**RECORDED INFORMATION**.

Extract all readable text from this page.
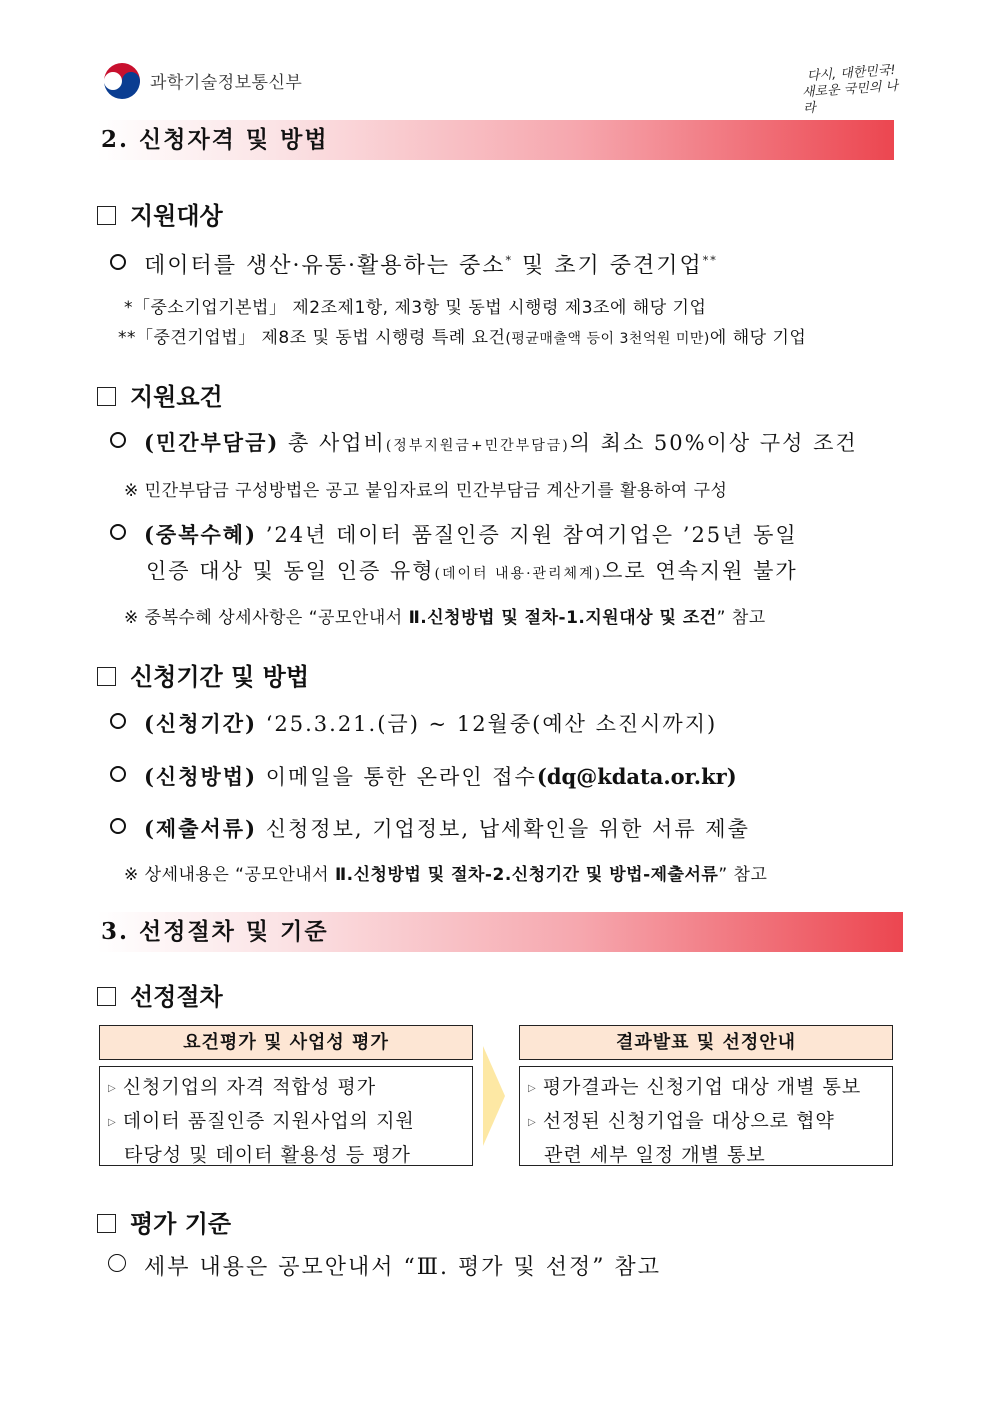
과학기술정보통신부	다시, 대한민국!
새로운 국민의 나라
2. 신청자격 및 방법
지원대상
데이터를 생산·유통·활용하는 중소* 및 초기 중견기업**
*「중소기업기본법」 제2조제1항, 제3항 및 동법 시행령 제3조에 해당 기업
**「중견기업법」 제8조 및 동법 시행령 특례 요건(평균매출액 등이 3천억원 미만)에 해당 기업
지원요건
(민간부담금) 총 사업비(정부지원금+민간부담금)의 최소 50%이상 구성 조건
※ 민간부담금 구성방법은 공고 붙임자료의 민간부담금 계산기를 활용하여 구성
(중복수혜) ’24년 데이터 품질인증 지원 참여기업은 ’25년 동일
인증 대상 및 동일 인증 유형(데이터 내용·관리체계)으로 연속지원 불가
※ 중복수혜 상세사항은 “공모안내서 Ⅱ.신청방법 및 절차-1.지원대상 및 조건” 참고
신청기간 및 방법
(신청기간) ‘25.3.21.(금) ~ 12월중(예산 소진시까지)
(신청방법) 이메일을 통한 온라인 접수(dq@kdata.or.kr)
(제출서류) 신청정보, 기업정보, 납세확인을 위한 서류 제출
※ 상세내용은 “공모안내서 Ⅱ.신청방법 및 절차-2.신청기간 및 방법-제출서류” 참고
3. 선정절차 및 기준
선정절차
요건평가 및 사업성 평가
▷ 신청기업의 자격 적합성 평가
▷ 데이터 품질인증 지원사업의 지원
타당성 및 데이터 활용성 등 평가
결과발표 및 선정안내
▷ 평가결과는 신청기업 대상 개별 통보
▷ 선정된 신청기업을 대상으로 협약
관련 세부 일정 개별 통보
평가 기준
세부 내용은 공모안내서 “Ⅲ. 평가 및 선정” 참고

**TASK PROMPT**.
In the copy, include no pictures; restate the listing above exactly.

**RESPONSE**.
Extract all readable text from this page.
과학기술정보통신부	다시, 대한민국!
새로운 국민의 나라
2. 신청자격 및 방법
지원대상
데이터를 생산·유통·활용하는 중소* 및 초기 중견기업**
*「중소기업기본법」 제2조제1항, 제3항 및 동법 시행령 제3조에 해당 기업
**「중견기업법」 제8조 및 동법 시행령 특례 요건(평균매출액 등이 3천억원 미만)에 해당 기업
지원요건
(민간부담금) 총 사업비(정부지원금+민간부담금)의 최소 50%이상 구성 조건
※ 민간부담금 구성방법은 공고 붙임자료의 민간부담금 계산기를 활용하여 구성
(중복수혜) ’24년 데이터 품질인증 지원 참여기업은 ’25년 동일
인증 대상 및 동일 인증 유형(데이터 내용·관리체계)으로 연속지원 불가
※ 중복수혜 상세사항은 “공모안내서 Ⅱ.신청방법 및 절차-1.지원대상 및 조건” 참고
신청기간 및 방법
(신청기간) ‘25.3.21.(금) ~ 12월중(예산 소진시까지)
(신청방법) 이메일을 통한 온라인 접수(dq@kdata.or.kr)
(제출서류) 신청정보, 기업정보, 납세확인을 위한 서류 제출
※ 상세내용은 “공모안내서 Ⅱ.신청방법 및 절차-2.신청기간 및 방법-제출서류” 참고
3. 선정절차 및 기준
선정절차
요건평가 및 사업성 평가
▷ 신청기업의 자격 적합성 평가
▷ 데이터 품질인증 지원사업의 지원
타당성 및 데이터 활용성 등 평가
결과발표 및 선정안내
▷ 평가결과는 신청기업 대상 개별 통보
▷ 선정된 신청기업을 대상으로 협약
관련 세부 일정 개별 통보
평가 기준
세부 내용은 공모안내서 “Ⅲ. 평가 및 선정” 참고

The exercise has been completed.